** Start of THE RECORDS **
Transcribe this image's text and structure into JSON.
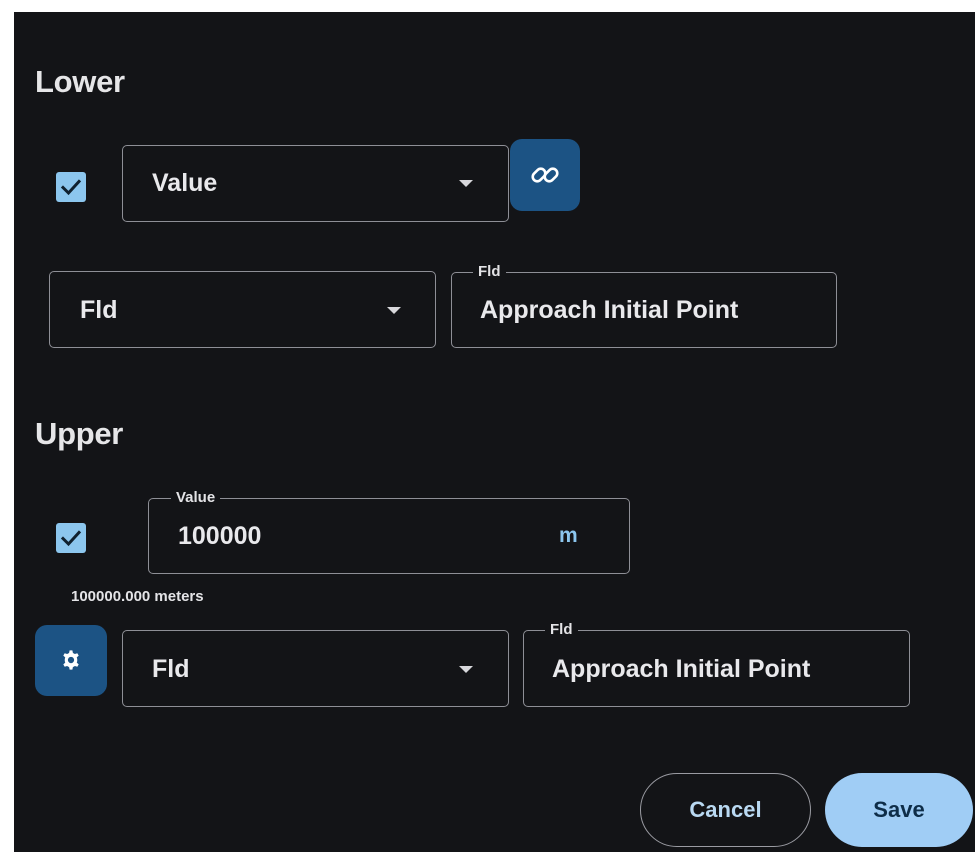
{
  "lower": {
    "heading": "Lower",
    "checkbox_checked": true,
    "type_select": {
      "value": "Value"
    },
    "link_icon": "link-icon",
    "fld_select": {
      "value": "Fld"
    },
    "fld_field": {
      "legend": "Fld",
      "value": "Approach Initial Point"
    }
  },
  "upper": {
    "heading": "Upper",
    "checkbox_checked": true,
    "value_field": {
      "legend": "Value",
      "value": "100000",
      "unit": "m"
    },
    "helper_text": "100000.000 meters",
    "settings_icon": "gear-icon",
    "fld_select": {
      "value": "Fld"
    },
    "fld_field": {
      "legend": "Fld",
      "value": "Approach Initial Point"
    }
  },
  "actions": {
    "cancel_label": "Cancel",
    "save_label": "Save"
  },
  "colors": {
    "panel_background": "#131417",
    "checkbox": "#8cc6ee",
    "icon_button": "#1c5384",
    "save_button": "#a0cdf5",
    "field_border": "#8e8f96"
  }
}
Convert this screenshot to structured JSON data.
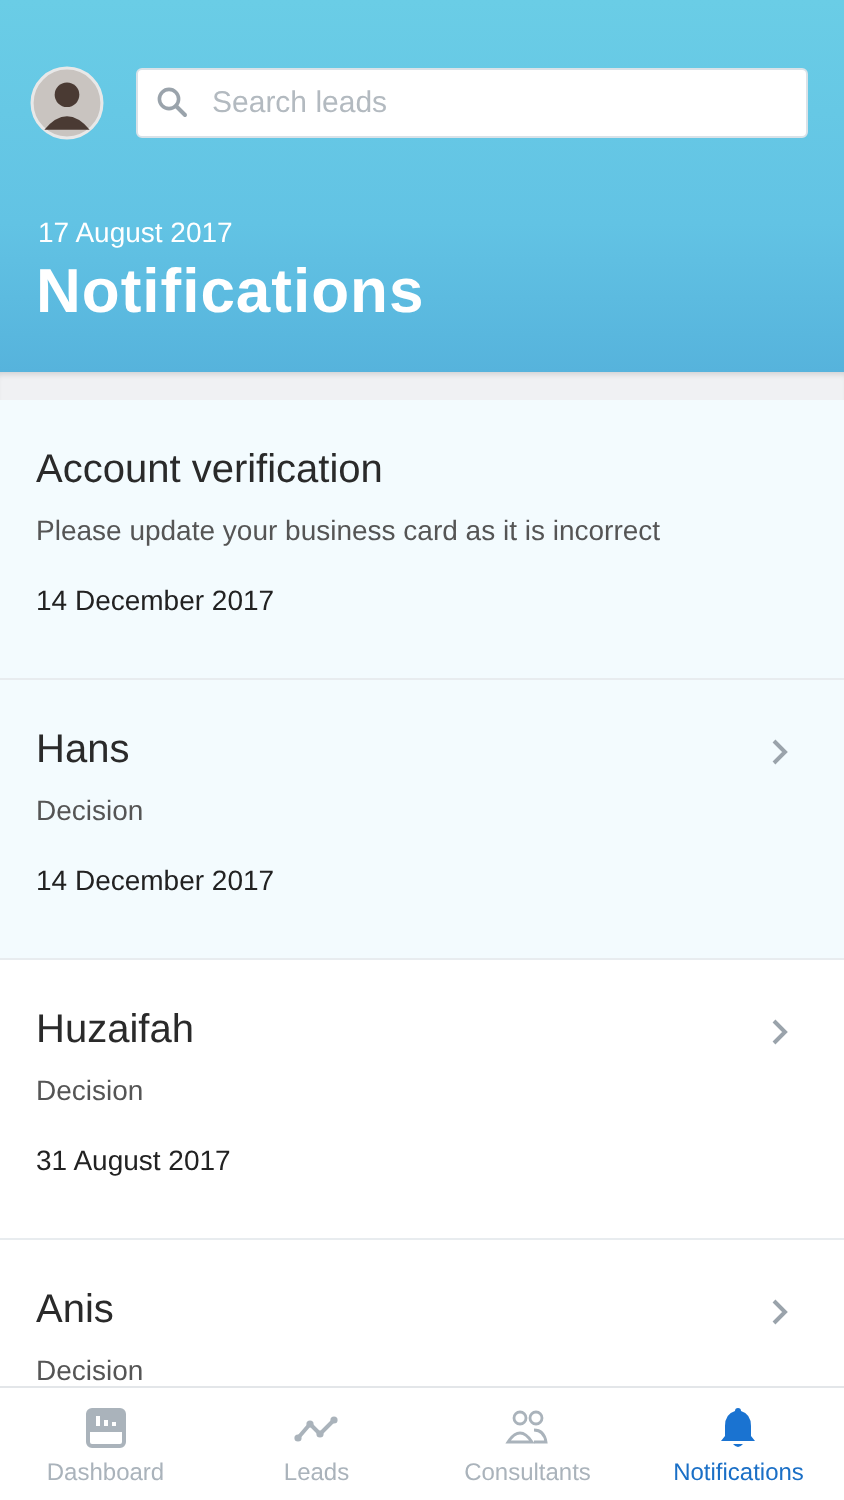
{
  "header": {
    "search": {
      "placeholder": "Search leads"
    },
    "date": "17 August 2017",
    "title": "Notifications"
  },
  "notifications": [
    {
      "title": "Account verification",
      "subtitle": "Please update your business card as it is incorrect",
      "date": "14 December 2017",
      "unread": true,
      "has_arrow": false
    },
    {
      "title": "Hans",
      "subtitle": "Decision",
      "date": "14 December 2017",
      "unread": true,
      "has_arrow": true
    },
    {
      "title": "Huzaifah",
      "subtitle": "Decision",
      "date": "31 August 2017",
      "unread": false,
      "has_arrow": true
    },
    {
      "title": "Anis",
      "subtitle": "Decision",
      "unread": false,
      "has_arrow": true
    }
  ],
  "tabs": [
    {
      "kind": "dashboard",
      "label": "Dashboard",
      "selected": false
    },
    {
      "kind": "leads",
      "label": "Leads",
      "selected": false
    },
    {
      "kind": "consultants",
      "label": "Consultants",
      "selected": false
    },
    {
      "kind": "notifications",
      "label": "Notifications",
      "selected": true
    }
  ]
}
** End of THE RECORDS **
## [STATED PROBLEM]
Repeat the material verbatim. Do not carry over any picture.

## [SOLUTION]
Transcribe this image's text and structure into JSON.
{
  "lower": {
    "heading": "Lower",
    "checkbox_checked": true,
    "type_select": {
      "value": "Value"
    },
    "link_icon": "link-icon",
    "fld_select": {
      "value": "Fld"
    },
    "fld_field": {
      "legend": "Fld",
      "value": "Approach Initial Point"
    }
  },
  "upper": {
    "heading": "Upper",
    "checkbox_checked": true,
    "value_field": {
      "legend": "Value",
      "value": "100000",
      "unit": "m"
    },
    "helper_text": "100000.000 meters",
    "settings_icon": "gear-icon",
    "fld_select": {
      "value": "Fld"
    },
    "fld_field": {
      "legend": "Fld",
      "value": "Approach Initial Point"
    }
  },
  "actions": {
    "cancel_label": "Cancel",
    "save_label": "Save"
  },
  "colors": {
    "panel_background": "#131417",
    "checkbox": "#8cc6ee",
    "icon_button": "#1c5384",
    "save_button": "#a0cdf5",
    "field_border": "#8e8f96"
  }
}
Convert this screenshot to structured JSON data.
{
  "header": {
    "search": {
      "placeholder": "Search leads"
    },
    "date": "17 August 2017",
    "title": "Notifications"
  },
  "notifications": [
    {
      "title": "Account verification",
      "subtitle": "Please update your business card as it is incorrect",
      "date": "14 December 2017",
      "unread": true,
      "has_arrow": false
    },
    {
      "title": "Hans",
      "subtitle": "Decision",
      "date": "14 December 2017",
      "unread": true,
      "has_arrow": true
    },
    {
      "title": "Huzaifah",
      "subtitle": "Decision",
      "date": "31 August 2017",
      "unread": false,
      "has_arrow": true
    },
    {
      "title": "Anis",
      "subtitle": "Decision",
      "unread": false,
      "has_arrow": true
    }
  ],
  "tabs": [
    {
      "kind": "dashboard",
      "label": "Dashboard",
      "selected": false
    },
    {
      "kind": "leads",
      "label": "Leads",
      "selected": false
    },
    {
      "kind": "consultants",
      "label": "Consultants",
      "selected": false
    },
    {
      "kind": "notifications",
      "label": "Notifications",
      "selected": true
    }
  ]
}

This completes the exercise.